» **Input for this task**:
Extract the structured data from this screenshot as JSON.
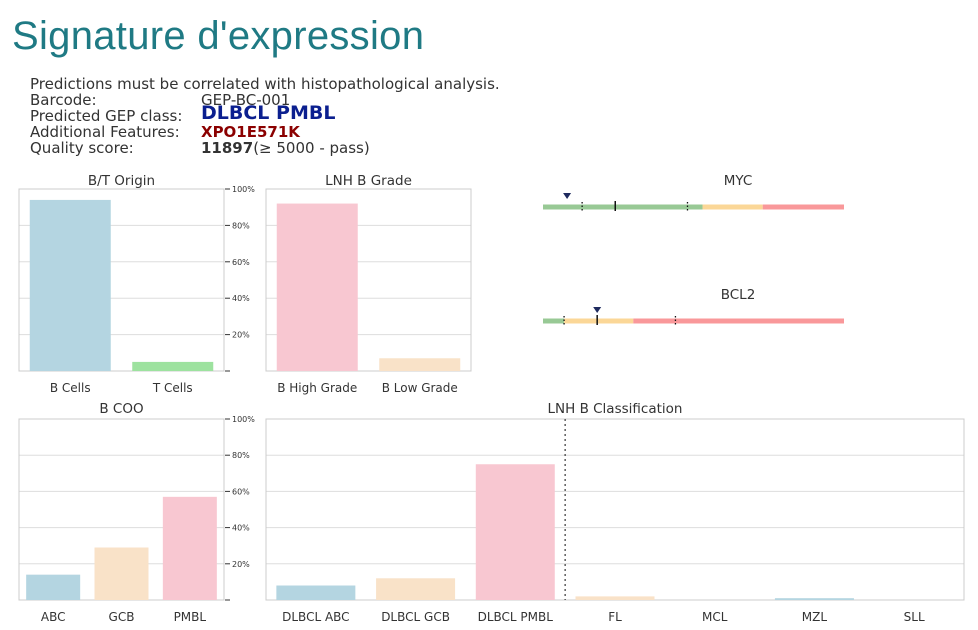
{
  "page_title": "Signature d'expression",
  "note": "Predictions must be correlated with histopathological analysis.",
  "info": {
    "barcode_label": "Barcode:",
    "barcode_value": "GEP-BC-001",
    "gep_label": "Predicted GEP class:",
    "gep_value": "DLBCL PMBL",
    "features_label": "Additional Features:",
    "features_value": "XPO1E571K",
    "quality_label": "Quality score:",
    "quality_value": "11897",
    "quality_suffix": "(≥ 5000 - pass)"
  },
  "colors": {
    "title": "#1f7a84",
    "blue": "#b4d5e1",
    "green": "#9de29f",
    "pink": "#f8c7d1",
    "peach": "#f9e2c8",
    "track_green": "#98c995",
    "track_orange": "#fbd797",
    "track_red": "#f9989a",
    "marker": "#1e2a5e"
  },
  "chart_data": [
    {
      "id": "bt",
      "type": "bar",
      "title": "B/T Origin",
      "categories": [
        "B Cells",
        "T Cells"
      ],
      "values": [
        94,
        5
      ],
      "colors": [
        "#b4d5e1",
        "#9de29f"
      ],
      "ylim": [
        0,
        100
      ],
      "yticks": [
        20,
        40,
        60,
        80,
        100
      ],
      "ytick_labels": [
        "20%",
        "40%",
        "60%",
        "80%",
        "100%"
      ],
      "grid": true
    },
    {
      "id": "grade",
      "type": "bar",
      "title": "LNH B Grade",
      "categories": [
        "B High Grade",
        "B Low Grade"
      ],
      "values": [
        92,
        7
      ],
      "colors": [
        "#f8c7d1",
        "#f9e2c8"
      ],
      "ylim": [
        0,
        100
      ],
      "yticks": [
        20,
        40,
        60,
        80,
        100
      ],
      "grid": true
    },
    {
      "id": "coo",
      "type": "bar",
      "title": "B COO",
      "categories": [
        "ABC",
        "GCB",
        "PMBL"
      ],
      "values": [
        14,
        29,
        57
      ],
      "colors": [
        "#b4d5e1",
        "#f9e2c8",
        "#f8c7d1"
      ],
      "ylim": [
        0,
        100
      ],
      "yticks": [
        20,
        40,
        60,
        80,
        100
      ],
      "ytick_labels": [
        "20%",
        "40%",
        "60%",
        "80%",
        "100%"
      ],
      "grid": true
    },
    {
      "id": "class",
      "type": "bar",
      "title": "LNH B Classification",
      "categories": [
        "DLBCL ABC",
        "DLBCL GCB",
        "DLBCL PMBL",
        "FL",
        "MCL",
        "MZL",
        "SLL"
      ],
      "values": [
        8,
        12,
        75,
        2,
        0,
        1,
        0
      ],
      "colors": [
        "#b4d5e1",
        "#f9e2c8",
        "#f8c7d1",
        "#f9e2c8",
        "#f8c7d1",
        "#b4d5e1",
        "#f9e2c8"
      ],
      "ylim": [
        0,
        100
      ],
      "yticks": [
        20,
        40,
        60,
        80,
        100
      ],
      "divider_after_index": 2,
      "grid": true
    },
    {
      "id": "myc",
      "type": "gauge",
      "title": "MYC",
      "segments": [
        {
          "from": 0,
          "to": 53,
          "color": "#98c995"
        },
        {
          "from": 53,
          "to": 73,
          "color": "#fbd797"
        },
        {
          "from": 73,
          "to": 100,
          "color": "#f9989a"
        }
      ],
      "marker": 8,
      "ticks": [
        {
          "at": 13,
          "style": "dotted"
        },
        {
          "at": 24,
          "style": "solid"
        },
        {
          "at": 48,
          "style": "dotted"
        }
      ]
    },
    {
      "id": "bcl2",
      "type": "gauge",
      "title": "BCL2",
      "segments": [
        {
          "from": 0,
          "to": 7,
          "color": "#98c995"
        },
        {
          "from": 7,
          "to": 30,
          "color": "#fbd797"
        },
        {
          "from": 30,
          "to": 100,
          "color": "#f9989a"
        }
      ],
      "marker": 18,
      "ticks": [
        {
          "at": 7,
          "style": "dotted"
        },
        {
          "at": 18,
          "style": "solid"
        },
        {
          "at": 44,
          "style": "dotted"
        }
      ]
    }
  ]
}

» **Work required**: Transcribe the material exactly, and leave out whatever pictures it holds.

» **Response area**:
Extract the structured data from this screenshot as JSON.
{
  "page_title": "Signature d'expression",
  "note": "Predictions must be correlated with histopathological analysis.",
  "info": {
    "barcode_label": "Barcode:",
    "barcode_value": "GEP-BC-001",
    "gep_label": "Predicted GEP class:",
    "gep_value": "DLBCL PMBL",
    "features_label": "Additional Features:",
    "features_value": "XPO1E571K",
    "quality_label": "Quality score:",
    "quality_value": "11897",
    "quality_suffix": "(≥ 5000 - pass)"
  },
  "colors": {
    "title": "#1f7a84",
    "blue": "#b4d5e1",
    "green": "#9de29f",
    "pink": "#f8c7d1",
    "peach": "#f9e2c8",
    "track_green": "#98c995",
    "track_orange": "#fbd797",
    "track_red": "#f9989a",
    "marker": "#1e2a5e"
  },
  "chart_data": [
    {
      "id": "bt",
      "type": "bar",
      "title": "B/T Origin",
      "categories": [
        "B Cells",
        "T Cells"
      ],
      "values": [
        94,
        5
      ],
      "colors": [
        "#b4d5e1",
        "#9de29f"
      ],
      "ylim": [
        0,
        100
      ],
      "yticks": [
        20,
        40,
        60,
        80,
        100
      ],
      "ytick_labels": [
        "20%",
        "40%",
        "60%",
        "80%",
        "100%"
      ],
      "grid": true
    },
    {
      "id": "grade",
      "type": "bar",
      "title": "LNH B Grade",
      "categories": [
        "B High Grade",
        "B Low Grade"
      ],
      "values": [
        92,
        7
      ],
      "colors": [
        "#f8c7d1",
        "#f9e2c8"
      ],
      "ylim": [
        0,
        100
      ],
      "yticks": [
        20,
        40,
        60,
        80,
        100
      ],
      "grid": true
    },
    {
      "id": "coo",
      "type": "bar",
      "title": "B COO",
      "categories": [
        "ABC",
        "GCB",
        "PMBL"
      ],
      "values": [
        14,
        29,
        57
      ],
      "colors": [
        "#b4d5e1",
        "#f9e2c8",
        "#f8c7d1"
      ],
      "ylim": [
        0,
        100
      ],
      "yticks": [
        20,
        40,
        60,
        80,
        100
      ],
      "ytick_labels": [
        "20%",
        "40%",
        "60%",
        "80%",
        "100%"
      ],
      "grid": true
    },
    {
      "id": "class",
      "type": "bar",
      "title": "LNH B Classification",
      "categories": [
        "DLBCL ABC",
        "DLBCL GCB",
        "DLBCL PMBL",
        "FL",
        "MCL",
        "MZL",
        "SLL"
      ],
      "values": [
        8,
        12,
        75,
        2,
        0,
        1,
        0
      ],
      "colors": [
        "#b4d5e1",
        "#f9e2c8",
        "#f8c7d1",
        "#f9e2c8",
        "#f8c7d1",
        "#b4d5e1",
        "#f9e2c8"
      ],
      "ylim": [
        0,
        100
      ],
      "yticks": [
        20,
        40,
        60,
        80,
        100
      ],
      "divider_after_index": 2,
      "grid": true
    },
    {
      "id": "myc",
      "type": "gauge",
      "title": "MYC",
      "segments": [
        {
          "from": 0,
          "to": 53,
          "color": "#98c995"
        },
        {
          "from": 53,
          "to": 73,
          "color": "#fbd797"
        },
        {
          "from": 73,
          "to": 100,
          "color": "#f9989a"
        }
      ],
      "marker": 8,
      "ticks": [
        {
          "at": 13,
          "style": "dotted"
        },
        {
          "at": 24,
          "style": "solid"
        },
        {
          "at": 48,
          "style": "dotted"
        }
      ]
    },
    {
      "id": "bcl2",
      "type": "gauge",
      "title": "BCL2",
      "segments": [
        {
          "from": 0,
          "to": 7,
          "color": "#98c995"
        },
        {
          "from": 7,
          "to": 30,
          "color": "#fbd797"
        },
        {
          "from": 30,
          "to": 100,
          "color": "#f9989a"
        }
      ],
      "marker": 18,
      "ticks": [
        {
          "at": 7,
          "style": "dotted"
        },
        {
          "at": 18,
          "style": "solid"
        },
        {
          "at": 44,
          "style": "dotted"
        }
      ]
    }
  ]
}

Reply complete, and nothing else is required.